Data rows ::
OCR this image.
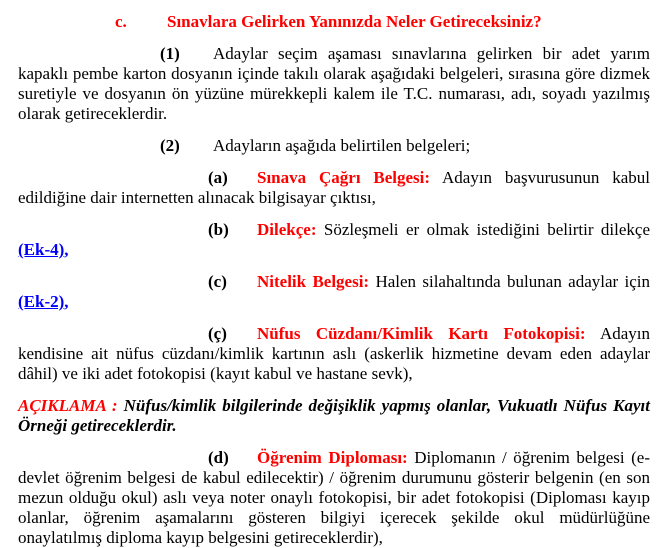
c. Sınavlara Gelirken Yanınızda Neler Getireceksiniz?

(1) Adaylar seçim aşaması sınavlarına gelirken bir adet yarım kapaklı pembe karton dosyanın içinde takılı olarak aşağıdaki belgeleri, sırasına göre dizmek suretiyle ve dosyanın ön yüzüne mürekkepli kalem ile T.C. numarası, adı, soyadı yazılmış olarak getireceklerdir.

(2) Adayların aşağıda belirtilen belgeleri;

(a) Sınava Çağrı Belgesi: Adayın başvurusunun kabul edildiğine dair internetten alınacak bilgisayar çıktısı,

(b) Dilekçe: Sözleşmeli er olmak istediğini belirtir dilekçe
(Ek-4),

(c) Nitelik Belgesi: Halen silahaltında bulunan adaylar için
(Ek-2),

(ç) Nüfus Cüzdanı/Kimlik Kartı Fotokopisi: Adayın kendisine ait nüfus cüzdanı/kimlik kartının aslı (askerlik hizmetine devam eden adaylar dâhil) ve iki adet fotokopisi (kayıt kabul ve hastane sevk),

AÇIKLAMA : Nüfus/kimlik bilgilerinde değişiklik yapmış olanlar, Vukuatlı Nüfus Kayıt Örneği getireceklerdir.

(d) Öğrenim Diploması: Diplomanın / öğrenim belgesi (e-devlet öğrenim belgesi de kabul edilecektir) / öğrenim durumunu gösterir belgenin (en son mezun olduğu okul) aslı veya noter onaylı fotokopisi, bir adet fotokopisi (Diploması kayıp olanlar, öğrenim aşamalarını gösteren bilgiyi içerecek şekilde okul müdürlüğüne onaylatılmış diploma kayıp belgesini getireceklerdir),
---
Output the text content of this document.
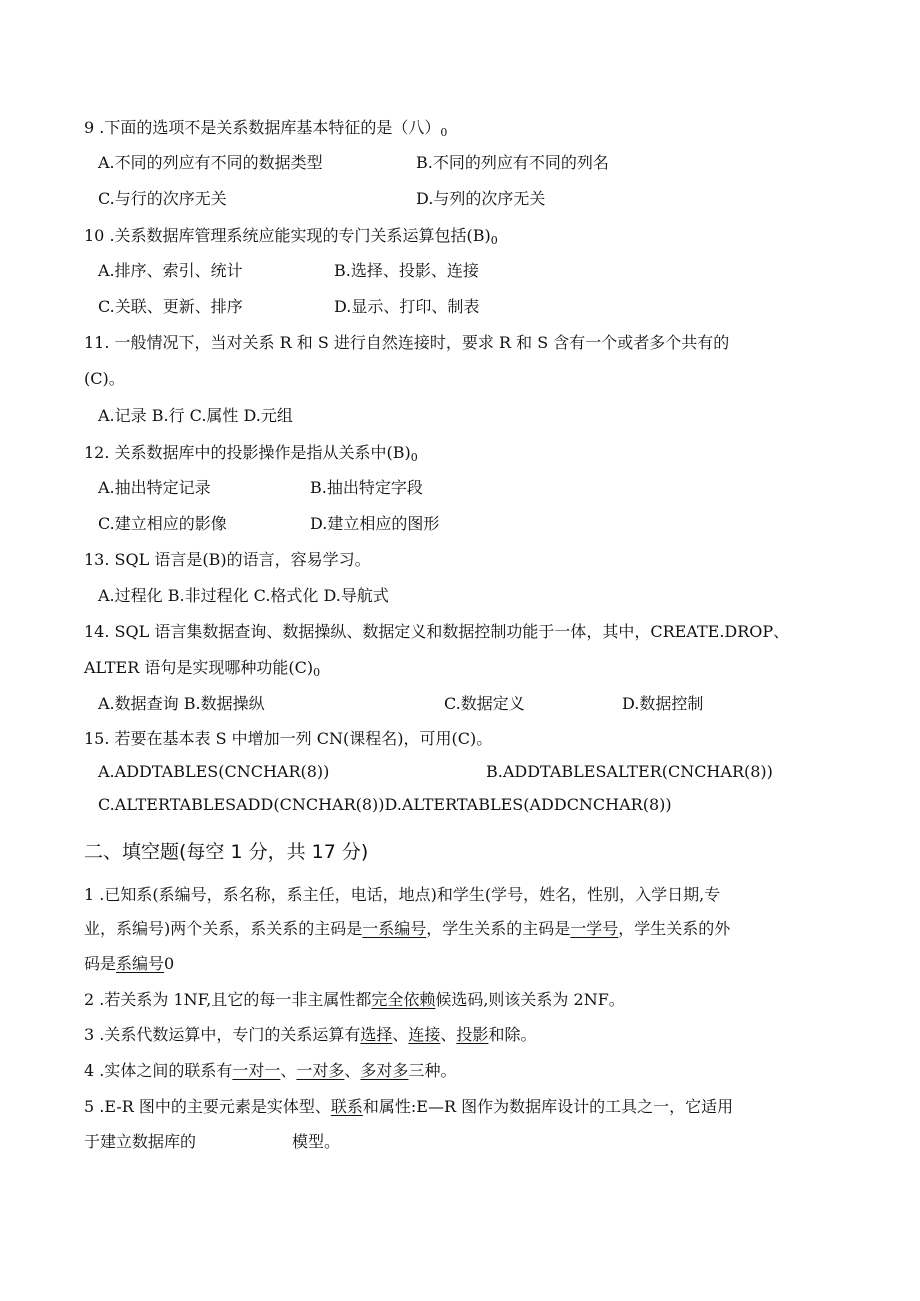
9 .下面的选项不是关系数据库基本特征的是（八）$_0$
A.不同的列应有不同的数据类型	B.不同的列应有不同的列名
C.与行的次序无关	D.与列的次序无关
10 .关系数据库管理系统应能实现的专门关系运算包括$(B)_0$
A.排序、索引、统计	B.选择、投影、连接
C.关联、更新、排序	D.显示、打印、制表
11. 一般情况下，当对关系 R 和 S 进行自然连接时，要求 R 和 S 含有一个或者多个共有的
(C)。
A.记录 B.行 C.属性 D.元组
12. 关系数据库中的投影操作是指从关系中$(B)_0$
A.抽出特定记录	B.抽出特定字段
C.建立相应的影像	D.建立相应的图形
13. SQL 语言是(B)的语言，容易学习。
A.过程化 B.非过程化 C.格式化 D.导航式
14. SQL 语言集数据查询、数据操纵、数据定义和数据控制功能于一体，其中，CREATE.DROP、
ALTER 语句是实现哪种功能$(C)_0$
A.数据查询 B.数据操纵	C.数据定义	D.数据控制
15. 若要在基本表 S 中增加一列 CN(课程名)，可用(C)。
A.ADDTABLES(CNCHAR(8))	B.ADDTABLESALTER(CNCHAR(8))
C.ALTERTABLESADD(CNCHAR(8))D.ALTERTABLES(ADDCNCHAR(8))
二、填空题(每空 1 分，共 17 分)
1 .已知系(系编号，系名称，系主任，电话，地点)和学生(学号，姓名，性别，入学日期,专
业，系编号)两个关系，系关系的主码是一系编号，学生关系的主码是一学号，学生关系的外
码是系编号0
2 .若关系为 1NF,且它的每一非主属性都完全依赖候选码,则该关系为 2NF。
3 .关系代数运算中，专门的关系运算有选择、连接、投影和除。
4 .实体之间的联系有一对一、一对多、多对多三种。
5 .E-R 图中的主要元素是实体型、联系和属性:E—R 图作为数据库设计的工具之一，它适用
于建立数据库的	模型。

Problem ::
From the entries, copy out each line containing the word "Nüfus".

Exercise result ::
(ç) Nüfus Cüzdanı/Kimlik Kartı Fotokopisi: Adayın kendisine ait nüfus cüzdanı/kimlik kartının aslı (askerlik hizmetine devam eden adaylar dâhil) ve iki adet fotokopisi (kayıt kabul ve hastane sevk),
AÇIKLAMA : Nüfus/kimlik bilgilerinde değişiklik yapmış olanlar, Vukuatlı Nüfus Kayıt Örneği getireceklerdir.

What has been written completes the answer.